▶ Required task
Could you transcribe every record below exactly as written, leaving out any pictures?

▶ Stored rows
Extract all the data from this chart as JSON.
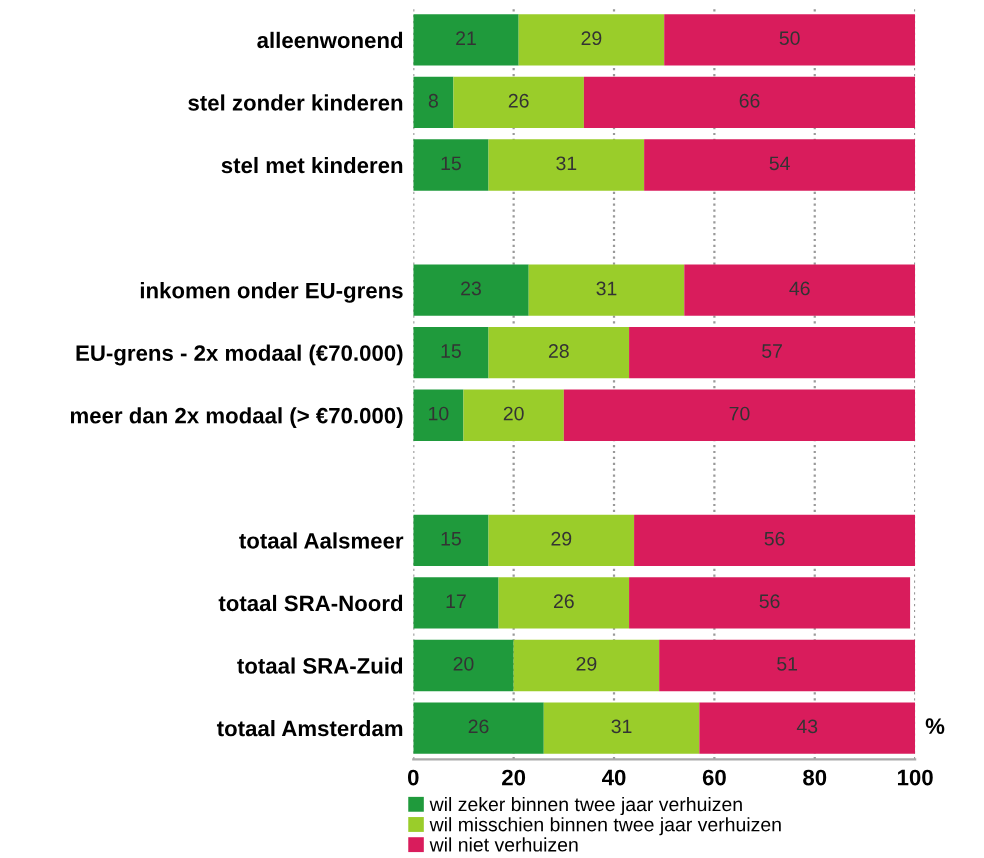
{
  "chart_data": {
    "type": "bar",
    "orientation": "horizontal",
    "stacked": true,
    "xlabel": "%",
    "categories": [
      "alleenwonend",
      "stel zonder kinderen",
      "stel met kinderen",
      null,
      "inkomen onder EU-grens",
      "EU-grens - 2x modaal (€70.000)",
      "meer dan 2x modaal (> €70.000)",
      null,
      "totaal Aalsmeer",
      "totaal SRA-Noord",
      "totaal SRA-Zuid",
      "totaal Amsterdam"
    ],
    "series": [
      {
        "name": "wil zeker binnen twee jaar verhuizen",
        "color": "#1f9a3c",
        "values": [
          21,
          8,
          15,
          null,
          23,
          15,
          10,
          null,
          15,
          17,
          20,
          26
        ]
      },
      {
        "name": "wil misschien binnen twee jaar verhuizen",
        "color": "#9acd2a",
        "values": [
          29,
          26,
          31,
          null,
          31,
          28,
          20,
          null,
          29,
          26,
          29,
          31
        ]
      },
      {
        "name": "wil niet verhuizen",
        "color": "#d91c5c",
        "values": [
          50,
          66,
          54,
          null,
          46,
          57,
          70,
          null,
          56,
          56,
          51,
          43
        ]
      }
    ],
    "xlim": [
      0,
      100
    ],
    "xticks": [
      0,
      20,
      40,
      60,
      80,
      100
    ],
    "grid": "x",
    "legend": "bottom",
    "data_labels": true
  }
}
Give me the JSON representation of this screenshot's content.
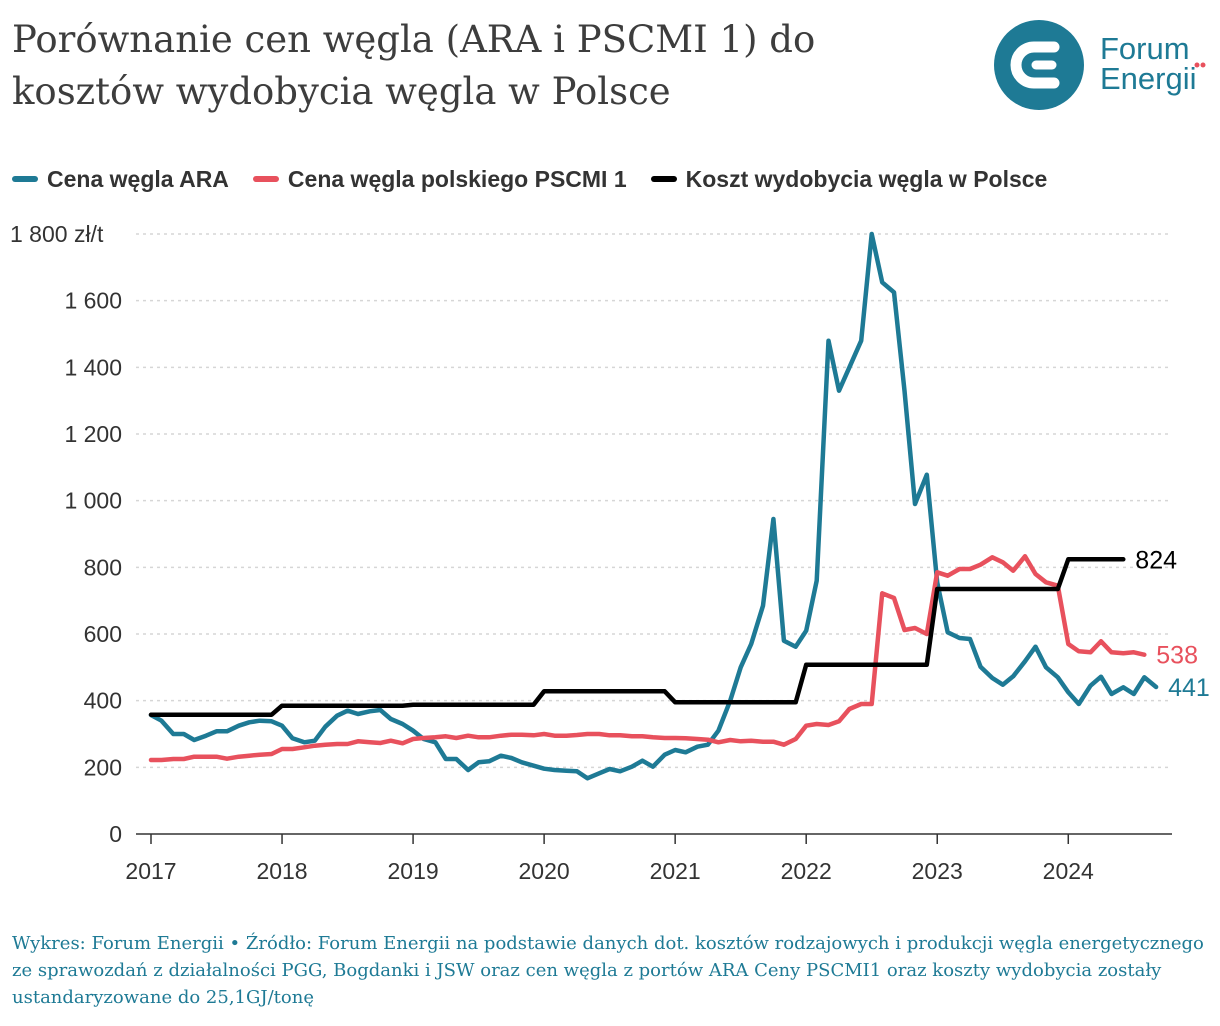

▶ Output below
Extract all the data from this chart as JSON.
{
  "chart_data": {
    "type": "bar",
    "orientation": "horizontal",
    "stacked": true,
    "xlabel": "%",
    "categories": [
      "alleenwonend",
      "stel zonder kinderen",
      "stel met kinderen",
      null,
      "inkomen onder EU-grens",
      "EU-grens - 2x modaal (€70.000)",
      "meer dan 2x modaal (> €70.000)",
      null,
      "totaal Aalsmeer",
      "totaal SRA-Noord",
      "totaal SRA-Zuid",
      "totaal Amsterdam"
    ],
    "series": [
      {
        "name": "wil zeker binnen twee jaar verhuizen",
        "color": "#1f9a3c",
        "values": [
          21,
          8,
          15,
          null,
          23,
          15,
          10,
          null,
          15,
          17,
          20,
          26
        ]
      },
      {
        "name": "wil misschien binnen twee jaar verhuizen",
        "color": "#9acd2a",
        "values": [
          29,
          26,
          31,
          null,
          31,
          28,
          20,
          null,
          29,
          26,
          29,
          31
        ]
      },
      {
        "name": "wil niet verhuizen",
        "color": "#d91c5c",
        "values": [
          50,
          66,
          54,
          null,
          46,
          57,
          70,
          null,
          56,
          56,
          51,
          43
        ]
      }
    ],
    "xlim": [
      0,
      100
    ],
    "xticks": [
      0,
      20,
      40,
      60,
      80,
      100
    ],
    "grid": "x",
    "legend": "bottom",
    "data_labels": true
  }
}
Give me the JSON representation of this screenshot's content.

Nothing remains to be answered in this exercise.